Given records –
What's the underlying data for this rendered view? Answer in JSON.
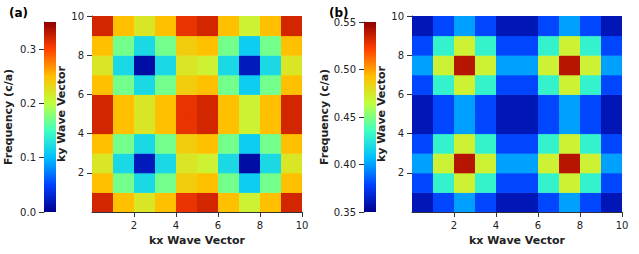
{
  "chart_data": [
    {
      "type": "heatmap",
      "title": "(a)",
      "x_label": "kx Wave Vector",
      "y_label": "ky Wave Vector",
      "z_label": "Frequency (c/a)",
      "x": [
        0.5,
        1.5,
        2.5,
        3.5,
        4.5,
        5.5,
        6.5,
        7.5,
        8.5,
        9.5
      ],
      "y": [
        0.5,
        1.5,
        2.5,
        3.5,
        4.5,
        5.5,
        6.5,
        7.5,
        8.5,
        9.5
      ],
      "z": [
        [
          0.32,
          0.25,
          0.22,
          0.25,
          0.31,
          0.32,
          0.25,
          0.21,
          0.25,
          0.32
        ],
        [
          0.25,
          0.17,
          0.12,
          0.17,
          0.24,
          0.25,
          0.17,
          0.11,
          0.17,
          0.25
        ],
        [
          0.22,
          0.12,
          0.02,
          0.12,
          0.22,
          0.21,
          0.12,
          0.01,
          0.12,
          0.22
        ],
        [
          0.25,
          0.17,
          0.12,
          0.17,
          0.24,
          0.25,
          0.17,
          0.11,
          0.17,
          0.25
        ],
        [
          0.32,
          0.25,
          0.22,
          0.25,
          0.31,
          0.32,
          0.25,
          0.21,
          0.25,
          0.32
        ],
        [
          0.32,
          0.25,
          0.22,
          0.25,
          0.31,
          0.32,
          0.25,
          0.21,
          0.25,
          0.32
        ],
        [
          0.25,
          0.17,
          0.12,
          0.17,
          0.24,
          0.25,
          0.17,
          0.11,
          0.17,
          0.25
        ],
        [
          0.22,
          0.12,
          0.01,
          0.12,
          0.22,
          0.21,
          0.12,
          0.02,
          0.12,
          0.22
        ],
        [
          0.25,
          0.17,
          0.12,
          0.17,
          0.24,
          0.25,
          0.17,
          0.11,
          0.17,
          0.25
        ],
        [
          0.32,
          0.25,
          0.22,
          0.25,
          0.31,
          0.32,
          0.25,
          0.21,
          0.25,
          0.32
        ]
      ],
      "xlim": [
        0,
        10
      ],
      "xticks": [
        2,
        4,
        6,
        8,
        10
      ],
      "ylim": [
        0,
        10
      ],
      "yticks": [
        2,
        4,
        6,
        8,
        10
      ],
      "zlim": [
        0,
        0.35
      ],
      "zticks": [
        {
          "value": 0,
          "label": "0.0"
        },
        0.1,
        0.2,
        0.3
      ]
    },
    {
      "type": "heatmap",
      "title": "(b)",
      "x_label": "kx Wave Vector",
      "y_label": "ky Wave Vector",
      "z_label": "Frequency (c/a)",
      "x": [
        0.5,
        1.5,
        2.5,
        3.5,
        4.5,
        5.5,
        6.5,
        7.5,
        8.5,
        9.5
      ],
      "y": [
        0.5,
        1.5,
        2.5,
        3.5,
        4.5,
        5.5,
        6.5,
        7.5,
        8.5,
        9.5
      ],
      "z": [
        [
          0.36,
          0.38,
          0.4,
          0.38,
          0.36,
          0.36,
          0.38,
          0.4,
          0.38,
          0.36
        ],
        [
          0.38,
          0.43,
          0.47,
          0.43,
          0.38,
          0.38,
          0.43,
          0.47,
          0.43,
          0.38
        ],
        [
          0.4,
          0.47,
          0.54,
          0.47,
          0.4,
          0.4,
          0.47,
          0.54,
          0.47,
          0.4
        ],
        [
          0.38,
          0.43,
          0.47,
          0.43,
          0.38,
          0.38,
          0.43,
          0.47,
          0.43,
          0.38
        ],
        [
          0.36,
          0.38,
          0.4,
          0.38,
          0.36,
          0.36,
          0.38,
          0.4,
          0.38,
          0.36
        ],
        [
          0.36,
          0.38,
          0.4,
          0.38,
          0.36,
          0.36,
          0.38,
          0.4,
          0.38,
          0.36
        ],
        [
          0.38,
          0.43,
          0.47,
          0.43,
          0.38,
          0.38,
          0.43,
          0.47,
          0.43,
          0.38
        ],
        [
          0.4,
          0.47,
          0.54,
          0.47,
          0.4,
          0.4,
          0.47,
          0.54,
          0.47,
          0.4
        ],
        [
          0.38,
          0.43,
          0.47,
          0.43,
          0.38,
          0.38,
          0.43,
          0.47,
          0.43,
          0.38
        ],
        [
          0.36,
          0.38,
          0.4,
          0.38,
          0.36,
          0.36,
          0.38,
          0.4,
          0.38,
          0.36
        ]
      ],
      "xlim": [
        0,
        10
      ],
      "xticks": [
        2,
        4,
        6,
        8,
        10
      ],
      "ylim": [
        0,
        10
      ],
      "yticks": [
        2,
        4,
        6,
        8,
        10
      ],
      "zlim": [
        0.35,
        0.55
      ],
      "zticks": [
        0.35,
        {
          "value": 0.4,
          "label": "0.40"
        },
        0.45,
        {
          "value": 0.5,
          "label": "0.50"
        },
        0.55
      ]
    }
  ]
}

---

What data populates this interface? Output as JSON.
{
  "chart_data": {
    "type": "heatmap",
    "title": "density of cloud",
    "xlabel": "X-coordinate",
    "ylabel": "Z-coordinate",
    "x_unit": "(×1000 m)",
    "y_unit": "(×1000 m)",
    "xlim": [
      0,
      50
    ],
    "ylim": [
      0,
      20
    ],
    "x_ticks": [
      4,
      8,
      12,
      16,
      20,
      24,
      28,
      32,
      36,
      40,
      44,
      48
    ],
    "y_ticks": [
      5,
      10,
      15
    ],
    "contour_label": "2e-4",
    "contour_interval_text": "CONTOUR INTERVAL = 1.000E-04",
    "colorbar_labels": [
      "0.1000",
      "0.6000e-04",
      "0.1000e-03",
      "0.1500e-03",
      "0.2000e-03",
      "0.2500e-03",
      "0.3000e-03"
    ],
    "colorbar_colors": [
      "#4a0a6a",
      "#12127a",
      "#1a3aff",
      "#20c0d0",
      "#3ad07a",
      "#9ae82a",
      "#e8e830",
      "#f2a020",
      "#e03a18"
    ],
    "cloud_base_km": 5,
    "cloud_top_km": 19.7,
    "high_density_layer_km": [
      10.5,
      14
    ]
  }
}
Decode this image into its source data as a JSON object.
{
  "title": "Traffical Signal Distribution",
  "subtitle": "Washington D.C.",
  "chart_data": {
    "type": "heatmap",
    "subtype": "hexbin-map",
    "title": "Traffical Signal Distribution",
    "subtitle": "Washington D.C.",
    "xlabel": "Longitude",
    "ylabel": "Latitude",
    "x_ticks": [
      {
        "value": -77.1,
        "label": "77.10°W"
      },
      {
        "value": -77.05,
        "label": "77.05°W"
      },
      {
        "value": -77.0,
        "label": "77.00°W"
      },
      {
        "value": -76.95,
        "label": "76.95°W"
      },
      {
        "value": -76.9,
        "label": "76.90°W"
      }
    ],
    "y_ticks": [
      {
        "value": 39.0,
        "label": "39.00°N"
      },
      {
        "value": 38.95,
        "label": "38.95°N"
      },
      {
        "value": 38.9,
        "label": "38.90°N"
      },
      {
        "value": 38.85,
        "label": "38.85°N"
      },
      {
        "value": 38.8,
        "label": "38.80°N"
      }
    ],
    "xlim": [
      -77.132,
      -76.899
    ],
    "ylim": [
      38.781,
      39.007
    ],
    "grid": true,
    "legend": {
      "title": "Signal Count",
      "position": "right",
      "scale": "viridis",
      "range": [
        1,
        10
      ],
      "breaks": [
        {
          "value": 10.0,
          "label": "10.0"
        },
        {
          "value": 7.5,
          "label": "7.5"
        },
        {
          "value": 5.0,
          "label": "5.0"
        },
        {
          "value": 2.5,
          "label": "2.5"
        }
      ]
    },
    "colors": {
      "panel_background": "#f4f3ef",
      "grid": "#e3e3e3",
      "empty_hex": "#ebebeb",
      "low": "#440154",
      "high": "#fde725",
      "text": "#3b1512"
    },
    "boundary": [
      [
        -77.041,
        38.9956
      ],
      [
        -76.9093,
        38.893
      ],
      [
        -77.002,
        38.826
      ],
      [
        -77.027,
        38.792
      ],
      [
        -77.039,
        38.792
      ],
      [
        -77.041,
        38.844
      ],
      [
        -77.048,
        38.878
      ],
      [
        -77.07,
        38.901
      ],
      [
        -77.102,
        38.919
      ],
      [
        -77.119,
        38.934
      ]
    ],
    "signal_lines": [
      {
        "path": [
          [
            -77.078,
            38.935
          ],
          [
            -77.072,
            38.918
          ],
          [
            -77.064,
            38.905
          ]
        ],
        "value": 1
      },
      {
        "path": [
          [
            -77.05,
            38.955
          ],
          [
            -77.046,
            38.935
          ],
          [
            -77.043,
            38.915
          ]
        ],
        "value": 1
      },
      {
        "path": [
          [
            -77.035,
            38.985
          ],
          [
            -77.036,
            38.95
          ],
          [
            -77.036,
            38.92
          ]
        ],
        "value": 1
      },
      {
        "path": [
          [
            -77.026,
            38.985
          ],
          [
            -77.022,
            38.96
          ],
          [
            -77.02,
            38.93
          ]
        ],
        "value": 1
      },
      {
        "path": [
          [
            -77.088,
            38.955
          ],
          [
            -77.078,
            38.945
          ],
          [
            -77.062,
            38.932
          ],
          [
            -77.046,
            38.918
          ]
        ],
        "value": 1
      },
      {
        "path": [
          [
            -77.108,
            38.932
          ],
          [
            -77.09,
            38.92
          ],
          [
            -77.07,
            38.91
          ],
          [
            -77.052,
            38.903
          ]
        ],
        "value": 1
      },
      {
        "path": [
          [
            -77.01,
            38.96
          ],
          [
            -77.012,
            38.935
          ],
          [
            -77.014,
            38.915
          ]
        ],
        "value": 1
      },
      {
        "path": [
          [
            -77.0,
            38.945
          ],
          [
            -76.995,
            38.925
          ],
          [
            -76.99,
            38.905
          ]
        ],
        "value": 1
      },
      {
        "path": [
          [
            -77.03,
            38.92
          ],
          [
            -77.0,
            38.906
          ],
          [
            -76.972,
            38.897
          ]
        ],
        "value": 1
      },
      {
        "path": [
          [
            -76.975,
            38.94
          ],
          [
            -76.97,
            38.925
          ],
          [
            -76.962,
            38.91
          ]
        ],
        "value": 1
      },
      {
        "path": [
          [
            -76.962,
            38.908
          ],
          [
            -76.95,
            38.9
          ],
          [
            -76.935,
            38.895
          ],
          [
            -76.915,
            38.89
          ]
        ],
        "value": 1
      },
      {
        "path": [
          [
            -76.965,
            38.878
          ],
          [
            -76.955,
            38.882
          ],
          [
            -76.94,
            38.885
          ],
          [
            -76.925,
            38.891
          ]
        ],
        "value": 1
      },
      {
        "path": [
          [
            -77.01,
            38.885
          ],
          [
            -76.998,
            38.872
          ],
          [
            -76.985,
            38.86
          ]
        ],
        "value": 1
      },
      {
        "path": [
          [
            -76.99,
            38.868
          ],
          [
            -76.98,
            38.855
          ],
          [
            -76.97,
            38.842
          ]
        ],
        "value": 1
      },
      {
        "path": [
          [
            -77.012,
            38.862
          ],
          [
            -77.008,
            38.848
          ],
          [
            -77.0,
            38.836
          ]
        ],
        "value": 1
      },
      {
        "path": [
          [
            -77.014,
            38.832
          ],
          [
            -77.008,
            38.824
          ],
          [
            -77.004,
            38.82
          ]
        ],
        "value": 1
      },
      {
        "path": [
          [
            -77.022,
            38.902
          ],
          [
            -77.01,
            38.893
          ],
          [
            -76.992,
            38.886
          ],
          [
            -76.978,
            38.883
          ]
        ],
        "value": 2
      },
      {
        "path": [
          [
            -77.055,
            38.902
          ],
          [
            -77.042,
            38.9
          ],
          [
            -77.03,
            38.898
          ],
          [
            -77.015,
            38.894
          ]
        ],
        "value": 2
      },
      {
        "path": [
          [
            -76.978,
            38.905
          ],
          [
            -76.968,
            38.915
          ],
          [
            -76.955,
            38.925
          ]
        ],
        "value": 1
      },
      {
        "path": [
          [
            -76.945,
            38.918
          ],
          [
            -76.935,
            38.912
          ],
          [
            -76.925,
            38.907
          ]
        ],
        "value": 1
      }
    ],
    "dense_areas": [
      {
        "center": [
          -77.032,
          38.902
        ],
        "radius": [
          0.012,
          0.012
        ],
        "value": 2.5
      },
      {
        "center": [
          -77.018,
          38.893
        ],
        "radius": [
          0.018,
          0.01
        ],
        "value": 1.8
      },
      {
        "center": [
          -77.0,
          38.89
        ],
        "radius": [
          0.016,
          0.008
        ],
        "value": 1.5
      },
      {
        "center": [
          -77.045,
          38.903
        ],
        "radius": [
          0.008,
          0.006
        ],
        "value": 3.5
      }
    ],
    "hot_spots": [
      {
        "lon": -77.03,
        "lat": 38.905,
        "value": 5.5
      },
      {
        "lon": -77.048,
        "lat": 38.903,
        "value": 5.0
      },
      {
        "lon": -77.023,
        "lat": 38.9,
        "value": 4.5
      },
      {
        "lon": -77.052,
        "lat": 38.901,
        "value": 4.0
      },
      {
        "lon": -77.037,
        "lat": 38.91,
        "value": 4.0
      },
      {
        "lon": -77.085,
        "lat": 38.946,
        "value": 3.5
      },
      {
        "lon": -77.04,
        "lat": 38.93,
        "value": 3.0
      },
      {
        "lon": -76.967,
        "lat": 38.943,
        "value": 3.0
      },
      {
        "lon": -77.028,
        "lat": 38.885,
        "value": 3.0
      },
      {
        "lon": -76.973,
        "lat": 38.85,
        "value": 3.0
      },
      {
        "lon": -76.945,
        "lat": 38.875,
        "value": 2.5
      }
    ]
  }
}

* * *

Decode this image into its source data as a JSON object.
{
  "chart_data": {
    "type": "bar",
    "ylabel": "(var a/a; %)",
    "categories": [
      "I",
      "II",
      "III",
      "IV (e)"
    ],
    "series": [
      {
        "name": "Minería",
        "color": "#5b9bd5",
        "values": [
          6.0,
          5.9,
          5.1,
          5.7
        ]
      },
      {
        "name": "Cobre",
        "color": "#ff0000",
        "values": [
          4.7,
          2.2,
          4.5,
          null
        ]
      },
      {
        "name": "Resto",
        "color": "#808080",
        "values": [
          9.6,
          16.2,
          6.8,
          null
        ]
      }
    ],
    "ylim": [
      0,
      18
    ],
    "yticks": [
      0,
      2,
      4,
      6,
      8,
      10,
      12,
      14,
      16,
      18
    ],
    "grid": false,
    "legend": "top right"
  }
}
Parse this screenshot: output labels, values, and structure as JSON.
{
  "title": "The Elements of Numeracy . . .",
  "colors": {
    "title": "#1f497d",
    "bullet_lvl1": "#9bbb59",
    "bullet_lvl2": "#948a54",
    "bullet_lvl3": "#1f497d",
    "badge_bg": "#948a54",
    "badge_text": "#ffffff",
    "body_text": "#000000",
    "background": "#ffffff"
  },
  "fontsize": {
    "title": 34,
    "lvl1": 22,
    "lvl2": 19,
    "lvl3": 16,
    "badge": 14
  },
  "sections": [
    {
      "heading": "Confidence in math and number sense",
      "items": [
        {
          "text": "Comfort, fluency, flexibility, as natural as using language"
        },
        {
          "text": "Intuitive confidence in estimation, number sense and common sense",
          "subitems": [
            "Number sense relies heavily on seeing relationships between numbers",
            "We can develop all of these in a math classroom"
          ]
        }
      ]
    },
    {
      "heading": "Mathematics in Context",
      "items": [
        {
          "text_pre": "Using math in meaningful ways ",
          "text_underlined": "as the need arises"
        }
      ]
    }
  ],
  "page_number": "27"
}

Job –
Count every line above that holds the string "heading" and give the total, nothing more.

Written solution –
2